++++ Provided entries ++++

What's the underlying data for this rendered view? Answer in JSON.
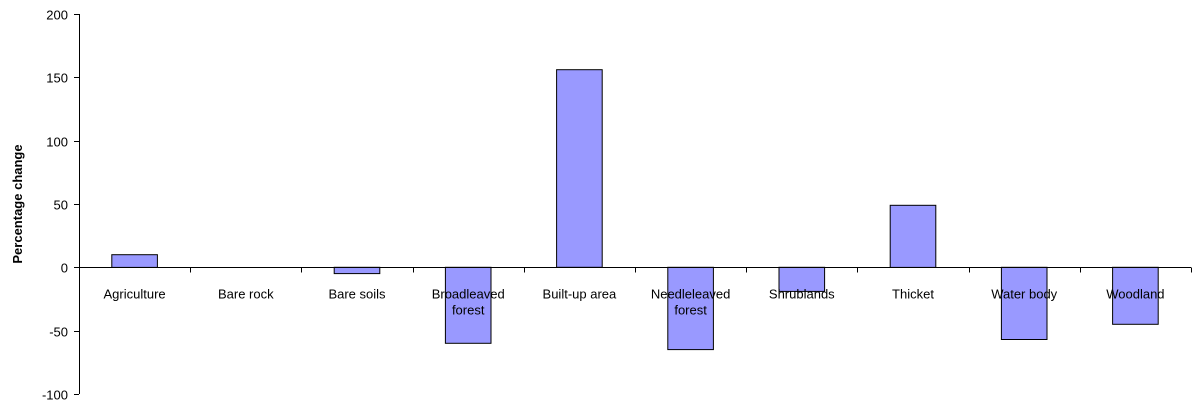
{
  "chart_data": {
    "type": "bar",
    "title": "",
    "xlabel": "",
    "ylabel": "Percentage change",
    "ylim": [
      -100,
      200
    ],
    "yticks": [
      -100,
      -50,
      0,
      50,
      100,
      150,
      200
    ],
    "grid": false,
    "legend": "none",
    "bar_color": "#9999ff",
    "bar_stroke": "#000000",
    "categories": [
      "Agriculture",
      "Bare rock",
      "Bare soils",
      "Broadleaved forest",
      "Built-up area",
      "Needleleaved forest",
      "Shrublands",
      "Thicket",
      "Water body",
      "Woodland"
    ],
    "category_lines": [
      [
        "Agriculture"
      ],
      [
        "Bare rock"
      ],
      [
        "Bare soils"
      ],
      [
        "Broadleaved",
        "forest"
      ],
      [
        "Built-up area"
      ],
      [
        "Needleleaved",
        "forest"
      ],
      [
        "Shrublands"
      ],
      [
        "Thicket"
      ],
      [
        "Water body"
      ],
      [
        "Woodland"
      ]
    ],
    "values": [
      10,
      0,
      -5,
      -60,
      156,
      -65,
      -19,
      49,
      -57,
      -45
    ]
  }
}
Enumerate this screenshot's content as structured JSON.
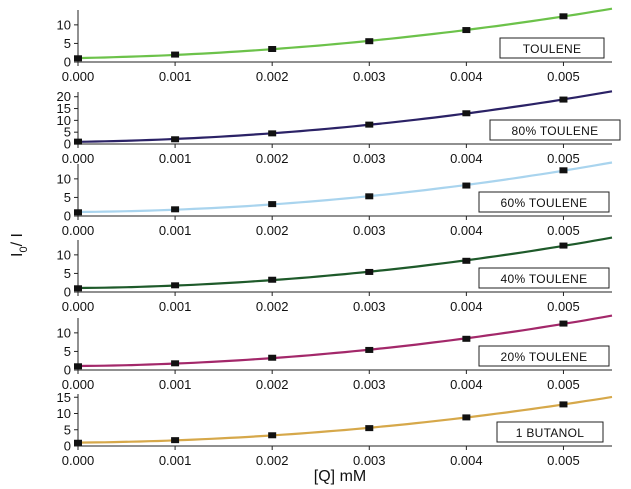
{
  "ylabel": {
    "main": "I",
    "sub": "0",
    "tail": "/ I"
  },
  "xlabel": "[Q] mM",
  "chart_data": [
    {
      "type": "line",
      "legend": "TOULENE",
      "color": "#6cc24a",
      "x": [
        0.0,
        0.001,
        0.002,
        0.003,
        0.004,
        0.005
      ],
      "y": [
        1.0,
        2.0,
        3.5,
        5.6,
        8.6,
        12.3
      ],
      "xlim": [
        0.0,
        0.0055
      ],
      "ylim": [
        0,
        14
      ],
      "xticks": [
        "0.000",
        "0.001",
        "0.002",
        "0.003",
        "0.004",
        "0.005"
      ],
      "yticks": [
        0,
        5,
        10
      ]
    },
    {
      "type": "line",
      "legend": "80% TOULENE",
      "color": "#2b2266",
      "x": [
        0.0,
        0.001,
        0.002,
        0.003,
        0.004,
        0.005
      ],
      "y": [
        1.0,
        2.0,
        4.5,
        8.2,
        13.0,
        18.8
      ],
      "xlim": [
        0.0,
        0.0055
      ],
      "ylim": [
        0,
        22
      ],
      "xticks": [
        "0.000",
        "0.001",
        "0.002",
        "0.003",
        "0.004",
        "0.005"
      ],
      "yticks": [
        0,
        5,
        10,
        15,
        20
      ]
    },
    {
      "type": "line",
      "legend": "60% TOULENE",
      "color": "#a9d4ee",
      "x": [
        0.0,
        0.001,
        0.002,
        0.003,
        0.004,
        0.005
      ],
      "y": [
        1.0,
        1.8,
        3.2,
        5.3,
        8.2,
        12.3
      ],
      "xlim": [
        0.0,
        0.0055
      ],
      "ylim": [
        0,
        14
      ],
      "xticks": [
        "0.000",
        "0.001",
        "0.002",
        "0.003",
        "0.004",
        "0.005"
      ],
      "yticks": [
        0,
        5,
        10
      ]
    },
    {
      "type": "line",
      "legend": "40% TOULENE",
      "color": "#1e5a2a",
      "x": [
        0.0,
        0.001,
        0.002,
        0.003,
        0.004,
        0.005
      ],
      "y": [
        1.0,
        1.8,
        3.3,
        5.4,
        8.4,
        12.5
      ],
      "xlim": [
        0.0,
        0.0055
      ],
      "ylim": [
        0,
        14
      ],
      "xticks": [
        "0.000",
        "0.001",
        "0.002",
        "0.003",
        "0.004",
        "0.005"
      ],
      "yticks": [
        0,
        5,
        10
      ]
    },
    {
      "type": "line",
      "legend": "20% TOULENE",
      "color": "#a3286a",
      "x": [
        0.0,
        0.001,
        0.002,
        0.003,
        0.004,
        0.005
      ],
      "y": [
        1.0,
        1.8,
        3.3,
        5.4,
        8.4,
        12.5
      ],
      "xlim": [
        0.0,
        0.0055
      ],
      "ylim": [
        0,
        14
      ],
      "xticks": [
        "0.000",
        "0.001",
        "0.002",
        "0.003",
        "0.004",
        "0.005"
      ],
      "yticks": [
        0,
        5,
        10
      ]
    },
    {
      "type": "line",
      "legend": "1 BUTANOL",
      "color": "#d6a84a",
      "x": [
        0.0,
        0.001,
        0.002,
        0.003,
        0.004,
        0.005
      ],
      "y": [
        1.0,
        1.8,
        3.3,
        5.5,
        8.8,
        12.8
      ],
      "xlim": [
        0.0,
        0.0055
      ],
      "ylim": [
        0,
        16
      ],
      "xticks": [
        "0.000",
        "0.001",
        "0.002",
        "0.003",
        "0.004",
        "0.005"
      ],
      "yticks": [
        0,
        5,
        10,
        15
      ]
    }
  ]
}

++++

▶ [Instructions for the task] Set down every entry word for word, but omit the pictures.

▶ [The completed task]
What's the underlying data for this rendered view? Answer in JSON.
{
  "chart_data": {
    "type": "bar",
    "title": "",
    "xlabel": "",
    "ylabel": "Percentage change",
    "ylim": [
      -100,
      200
    ],
    "yticks": [
      -100,
      -50,
      0,
      50,
      100,
      150,
      200
    ],
    "grid": false,
    "legend": "none",
    "bar_color": "#9999ff",
    "bar_stroke": "#000000",
    "categories": [
      "Agriculture",
      "Bare rock",
      "Bare soils",
      "Broadleaved forest",
      "Built-up area",
      "Needleleaved forest",
      "Shrublands",
      "Thicket",
      "Water body",
      "Woodland"
    ],
    "category_lines": [
      [
        "Agriculture"
      ],
      [
        "Bare rock"
      ],
      [
        "Bare soils"
      ],
      [
        "Broadleaved",
        "forest"
      ],
      [
        "Built-up area"
      ],
      [
        "Needleleaved",
        "forest"
      ],
      [
        "Shrublands"
      ],
      [
        "Thicket"
      ],
      [
        "Water body"
      ],
      [
        "Woodland"
      ]
    ],
    "values": [
      10,
      0,
      -5,
      -60,
      156,
      -65,
      -19,
      49,
      -57,
      -45
    ]
  }
}
Enumerate this screenshot's content as structured JSON.
{
  "ylabel": {
    "main": "I",
    "sub": "0",
    "tail": "/ I"
  },
  "xlabel": "[Q] mM",
  "chart_data": [
    {
      "type": "line",
      "legend": "TOULENE",
      "color": "#6cc24a",
      "x": [
        0.0,
        0.001,
        0.002,
        0.003,
        0.004,
        0.005
      ],
      "y": [
        1.0,
        2.0,
        3.5,
        5.6,
        8.6,
        12.3
      ],
      "xlim": [
        0.0,
        0.0055
      ],
      "ylim": [
        0,
        14
      ],
      "xticks": [
        "0.000",
        "0.001",
        "0.002",
        "0.003",
        "0.004",
        "0.005"
      ],
      "yticks": [
        0,
        5,
        10
      ]
    },
    {
      "type": "line",
      "legend": "80% TOULENE",
      "color": "#2b2266",
      "x": [
        0.0,
        0.001,
        0.002,
        0.003,
        0.004,
        0.005
      ],
      "y": [
        1.0,
        2.0,
        4.5,
        8.2,
        13.0,
        18.8
      ],
      "xlim": [
        0.0,
        0.0055
      ],
      "ylim": [
        0,
        22
      ],
      "xticks": [
        "0.000",
        "0.001",
        "0.002",
        "0.003",
        "0.004",
        "0.005"
      ],
      "yticks": [
        0,
        5,
        10,
        15,
        20
      ]
    },
    {
      "type": "line",
      "legend": "60% TOULENE",
      "color": "#a9d4ee",
      "x": [
        0.0,
        0.001,
        0.002,
        0.003,
        0.004,
        0.005
      ],
      "y": [
        1.0,
        1.8,
        3.2,
        5.3,
        8.2,
        12.3
      ],
      "xlim": [
        0.0,
        0.0055
      ],
      "ylim": [
        0,
        14
      ],
      "xticks": [
        "0.000",
        "0.001",
        "0.002",
        "0.003",
        "0.004",
        "0.005"
      ],
      "yticks": [
        0,
        5,
        10
      ]
    },
    {
      "type": "line",
      "legend": "40% TOULENE",
      "color": "#1e5a2a",
      "x": [
        0.0,
        0.001,
        0.002,
        0.003,
        0.004,
        0.005
      ],
      "y": [
        1.0,
        1.8,
        3.3,
        5.4,
        8.4,
        12.5
      ],
      "xlim": [
        0.0,
        0.0055
      ],
      "ylim": [
        0,
        14
      ],
      "xticks": [
        "0.000",
        "0.001",
        "0.002",
        "0.003",
        "0.004",
        "0.005"
      ],
      "yticks": [
        0,
        5,
        10
      ]
    },
    {
      "type": "line",
      "legend": "20% TOULENE",
      "color": "#a3286a",
      "x": [
        0.0,
        0.001,
        0.002,
        0.003,
        0.004,
        0.005
      ],
      "y": [
        1.0,
        1.8,
        3.3,
        5.4,
        8.4,
        12.5
      ],
      "xlim": [
        0.0,
        0.0055
      ],
      "ylim": [
        0,
        14
      ],
      "xticks": [
        "0.000",
        "0.001",
        "0.002",
        "0.003",
        "0.004",
        "0.005"
      ],
      "yticks": [
        0,
        5,
        10
      ]
    },
    {
      "type": "line",
      "legend": "1 BUTANOL",
      "color": "#d6a84a",
      "x": [
        0.0,
        0.001,
        0.002,
        0.003,
        0.004,
        0.005
      ],
      "y": [
        1.0,
        1.8,
        3.3,
        5.5,
        8.8,
        12.8
      ],
      "xlim": [
        0.0,
        0.0055
      ],
      "ylim": [
        0,
        16
      ],
      "xticks": [
        "0.000",
        "0.001",
        "0.002",
        "0.003",
        "0.004",
        "0.005"
      ],
      "yticks": [
        0,
        5,
        10,
        15
      ]
    }
  ]
}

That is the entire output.